* Begin RECORDS TO USE *

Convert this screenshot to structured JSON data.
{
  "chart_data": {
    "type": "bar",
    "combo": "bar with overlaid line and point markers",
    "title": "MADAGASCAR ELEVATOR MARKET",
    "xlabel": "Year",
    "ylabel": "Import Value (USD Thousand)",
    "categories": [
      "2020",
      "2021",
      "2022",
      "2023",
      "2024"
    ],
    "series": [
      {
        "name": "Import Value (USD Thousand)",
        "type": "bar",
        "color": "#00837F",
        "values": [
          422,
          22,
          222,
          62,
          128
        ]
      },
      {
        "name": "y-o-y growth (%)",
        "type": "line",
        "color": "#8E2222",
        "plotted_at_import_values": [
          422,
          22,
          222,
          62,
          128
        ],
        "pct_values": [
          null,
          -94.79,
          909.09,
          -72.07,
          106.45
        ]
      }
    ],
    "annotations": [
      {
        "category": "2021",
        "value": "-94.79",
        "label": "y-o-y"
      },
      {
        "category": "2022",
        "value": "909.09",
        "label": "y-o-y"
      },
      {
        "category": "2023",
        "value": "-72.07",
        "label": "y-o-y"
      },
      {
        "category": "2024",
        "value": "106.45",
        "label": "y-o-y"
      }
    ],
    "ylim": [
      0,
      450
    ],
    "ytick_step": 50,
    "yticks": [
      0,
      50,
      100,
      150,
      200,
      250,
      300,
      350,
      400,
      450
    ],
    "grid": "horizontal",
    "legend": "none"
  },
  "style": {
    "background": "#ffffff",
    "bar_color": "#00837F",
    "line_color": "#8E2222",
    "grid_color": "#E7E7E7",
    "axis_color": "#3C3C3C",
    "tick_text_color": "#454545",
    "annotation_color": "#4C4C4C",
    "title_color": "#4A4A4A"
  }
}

* End RECORDS TO USE *

#### TASK REQUIREMENTS:
Return each entry from above without altering a single character.

#### EXERCISE RESPONSE:
Convert this screenshot to structured JSON data.
{
  "chart_data": {
    "type": "bar",
    "combo": "bar with overlaid line and point markers",
    "title": "MADAGASCAR ELEVATOR MARKET",
    "xlabel": "Year",
    "ylabel": "Import Value (USD Thousand)",
    "categories": [
      "2020",
      "2021",
      "2022",
      "2023",
      "2024"
    ],
    "series": [
      {
        "name": "Import Value (USD Thousand)",
        "type": "bar",
        "color": "#00837F",
        "values": [
          422,
          22,
          222,
          62,
          128
        ]
      },
      {
        "name": "y-o-y growth (%)",
        "type": "line",
        "color": "#8E2222",
        "plotted_at_import_values": [
          422,
          22,
          222,
          62,
          128
        ],
        "pct_values": [
          null,
          -94.79,
          909.09,
          -72.07,
          106.45
        ]
      }
    ],
    "annotations": [
      {
        "category": "2021",
        "value": "-94.79",
        "label": "y-o-y"
      },
      {
        "category": "2022",
        "value": "909.09",
        "label": "y-o-y"
      },
      {
        "category": "2023",
        "value": "-72.07",
        "label": "y-o-y"
      },
      {
        "category": "2024",
        "value": "106.45",
        "label": "y-o-y"
      }
    ],
    "ylim": [
      0,
      450
    ],
    "ytick_step": 50,
    "yticks": [
      0,
      50,
      100,
      150,
      200,
      250,
      300,
      350,
      400,
      450
    ],
    "grid": "horizontal",
    "legend": "none"
  },
  "style": {
    "background": "#ffffff",
    "bar_color": "#00837F",
    "line_color": "#8E2222",
    "grid_color": "#E7E7E7",
    "axis_color": "#3C3C3C",
    "tick_text_color": "#454545",
    "annotation_color": "#4C4C4C",
    "title_color": "#4A4A4A"
  }
}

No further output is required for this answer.